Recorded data
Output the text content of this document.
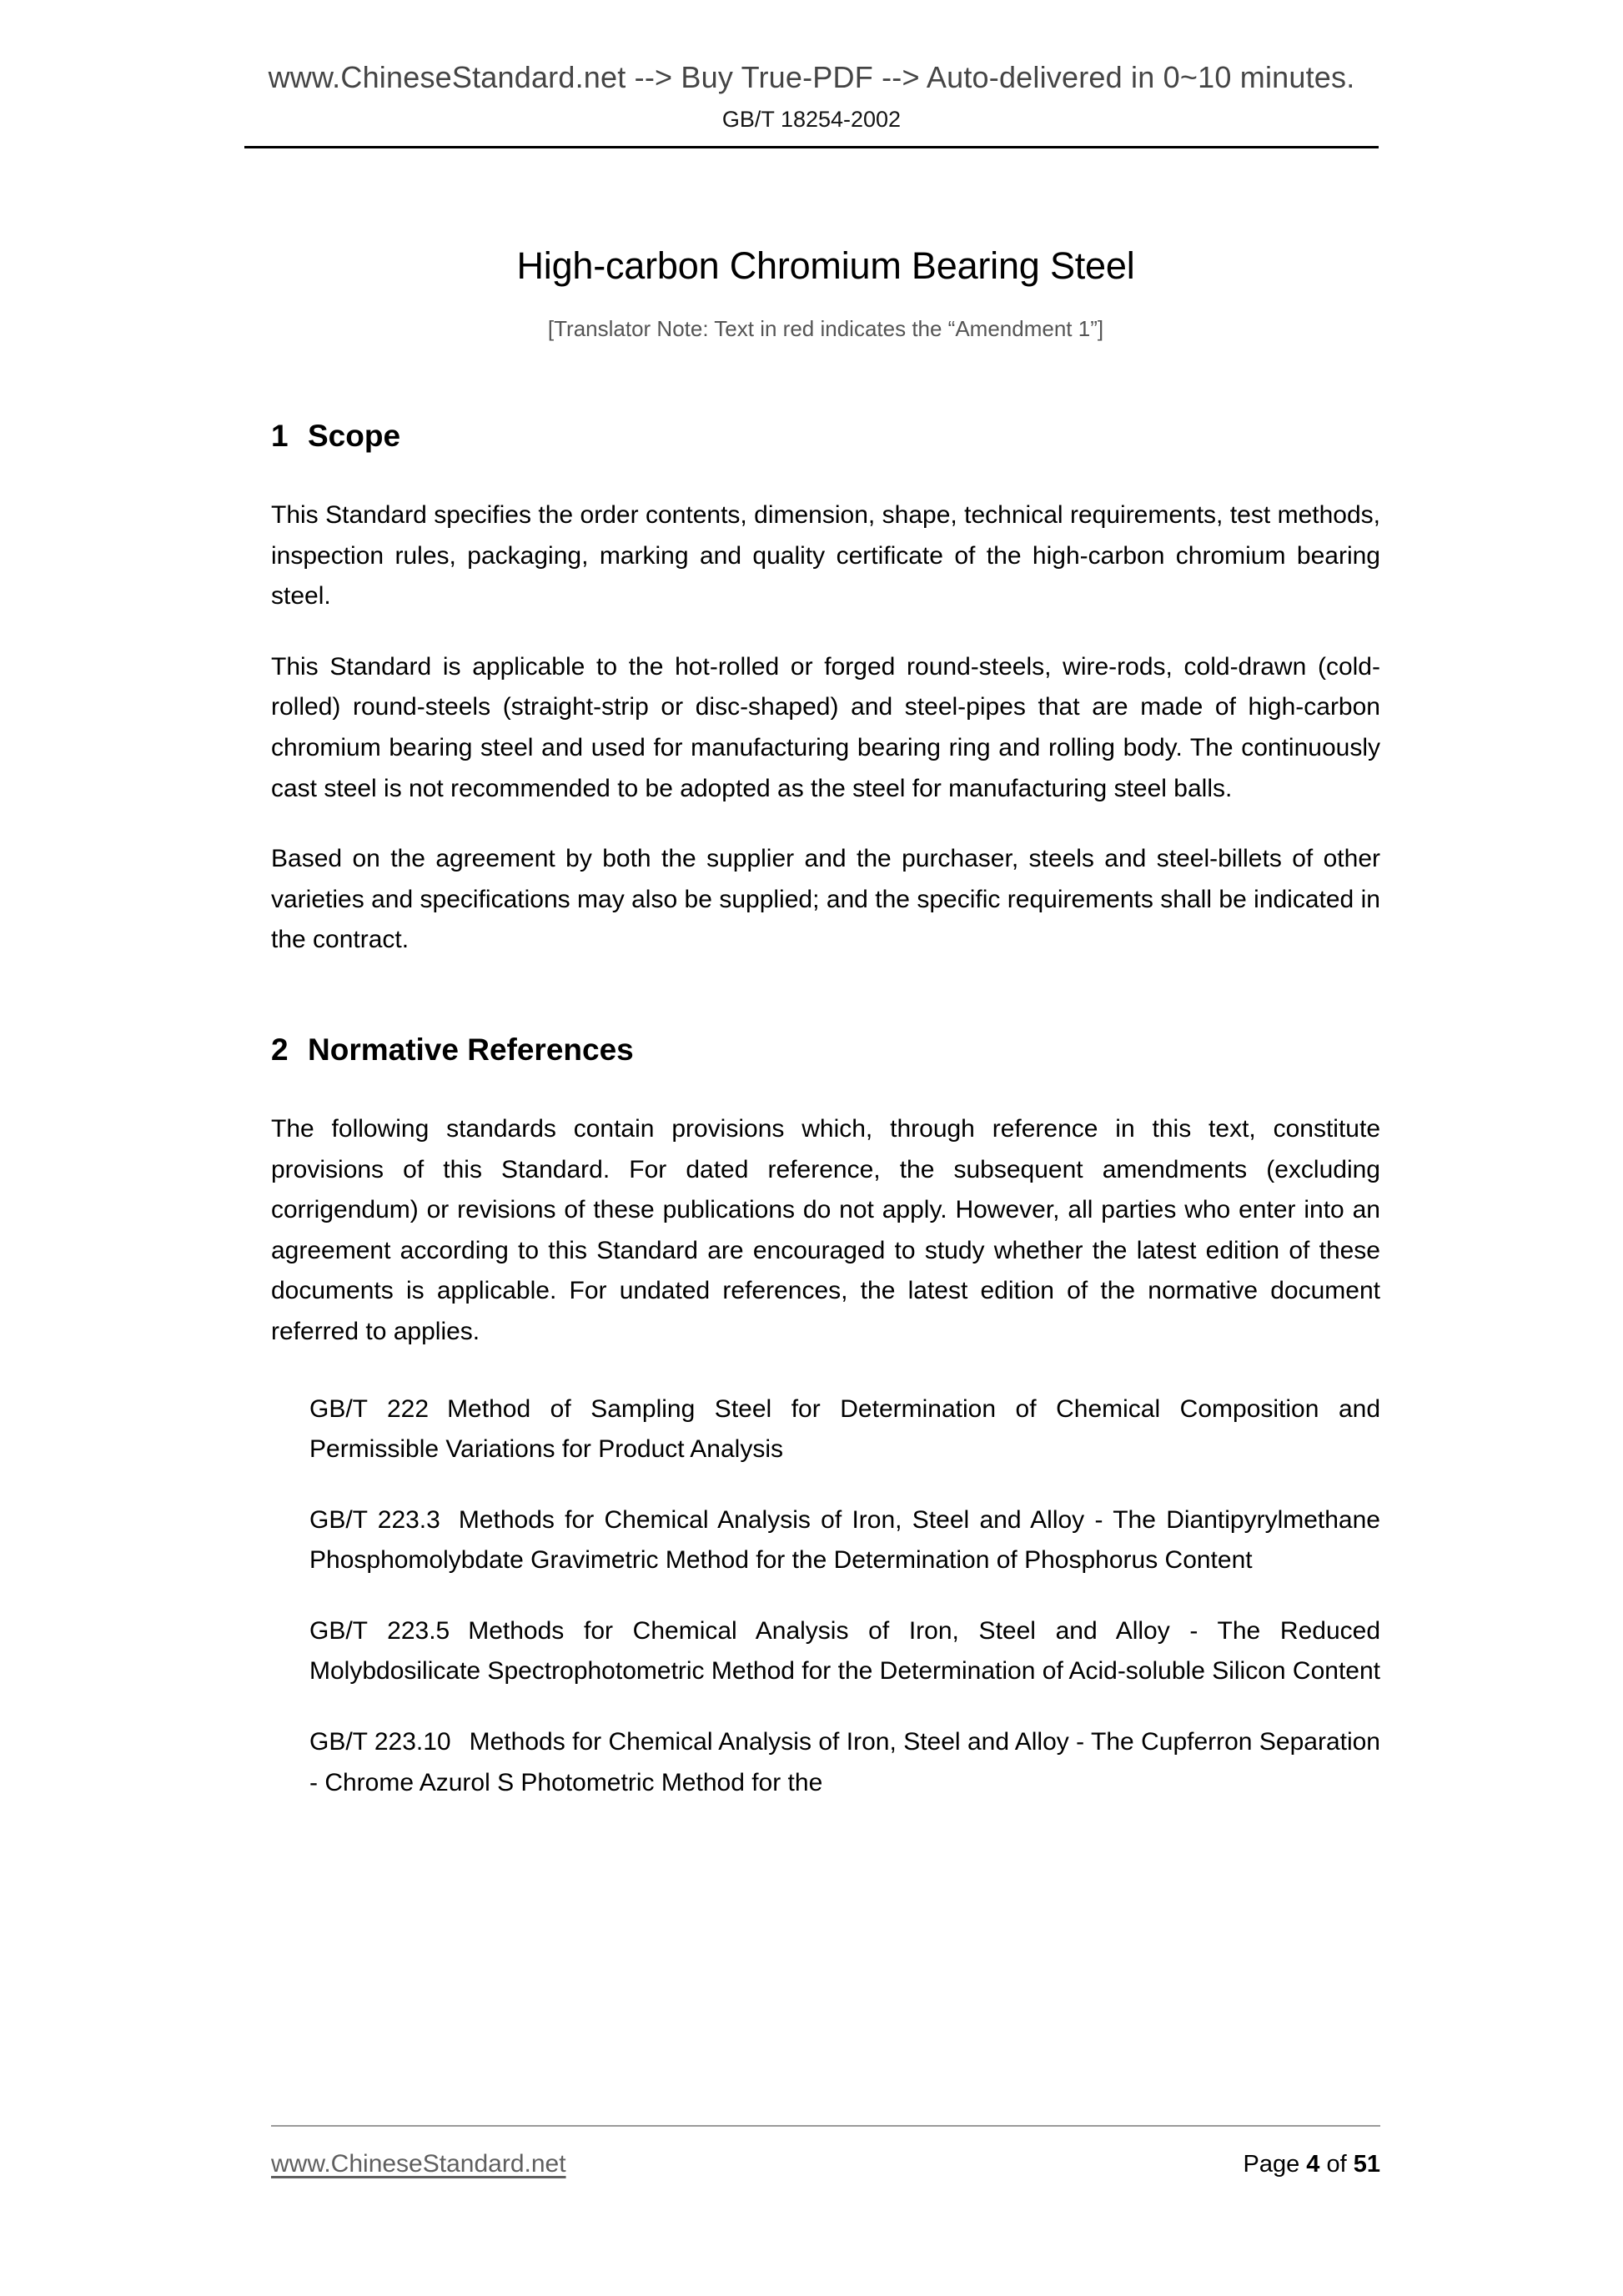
www.ChineseStandard.net --> Buy True-PDF --> Auto-delivered in 0~10 minutes.
GB/T 18254-2002
High-carbon Chromium Bearing Steel
[Translator Note: Text in red indicates the “Amendment 1”]
1 Scope

This Standard specifies the order contents, dimension, shape, technical requirements, test methods, inspection rules, packaging, marking and quality certificate of the high-carbon chromium bearing steel.

This Standard is applicable to the hot-rolled or forged round-steels, wire-rods, cold-drawn (cold-rolled) round-steels (straight-strip or disc-shaped) and steel-pipes that are made of high-carbon chromium bearing steel and used for manufacturing bearing ring and rolling body. The continuously cast steel is not recommended to be adopted as the steel for manufacturing steel balls.

Based on the agreement by both the supplier and the purchaser, steels and steel-billets of other varieties and specifications may also be supplied; and the specific requirements shall be indicated in the contract.

2 Normative References

The following standards contain provisions which, through reference in this text, constitute provisions of this Standard. For dated reference, the subsequent amendments (excluding corrigendum) or revisions of these publications do not apply. However, all parties who enter into an agreement according to this Standard are encouraged to study whether the latest edition of these documents is applicable. For undated references, the latest edition of the normative document referred to applies.

GB/T 222 Method of Sampling Steel for Determination of Chemical Composition and Permissible Variations for Product Analysis
GB/T 223.3 Methods for Chemical Analysis of Iron, Steel and Alloy - The Diantipyrylmethane Phosphomolybdate Gravimetric Method for the Determination of Phosphorus Content
GB/T 223.5 Methods for Chemical Analysis of Iron, Steel and Alloy - The Reduced Molybdosilicate Spectrophotometric Method for the Determination of Acid-soluble Silicon Content
GB/T 223.10 Methods for Chemical Analysis of Iron, Steel and Alloy - The Cupferron Separation - Chrome Azurol S Photometric Method for the
www.ChineseStandard.net	Page 4 of 51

§ YOUR OBJECTIVE:
Copy each line of the listing that contains the string "agreement".

§ WRITTEN ANSWER:
Based on the agreement by both the supplier and the purchaser, steels and steel-billets of other varieties and specifications may also be supplied; and the specific requirements shall be indicated in the contract.
The following standards contain provisions which, through reference in this text, constitute provisions of this Standard. For dated reference, the subsequent amendments (excluding corrigendum) or revisions of these publications do not apply. However, all parties who enter into an agreement according to this Standard are encouraged to study whether the latest edition of these documents is applicable. For undated references, the latest edition of the normative document referred to applies.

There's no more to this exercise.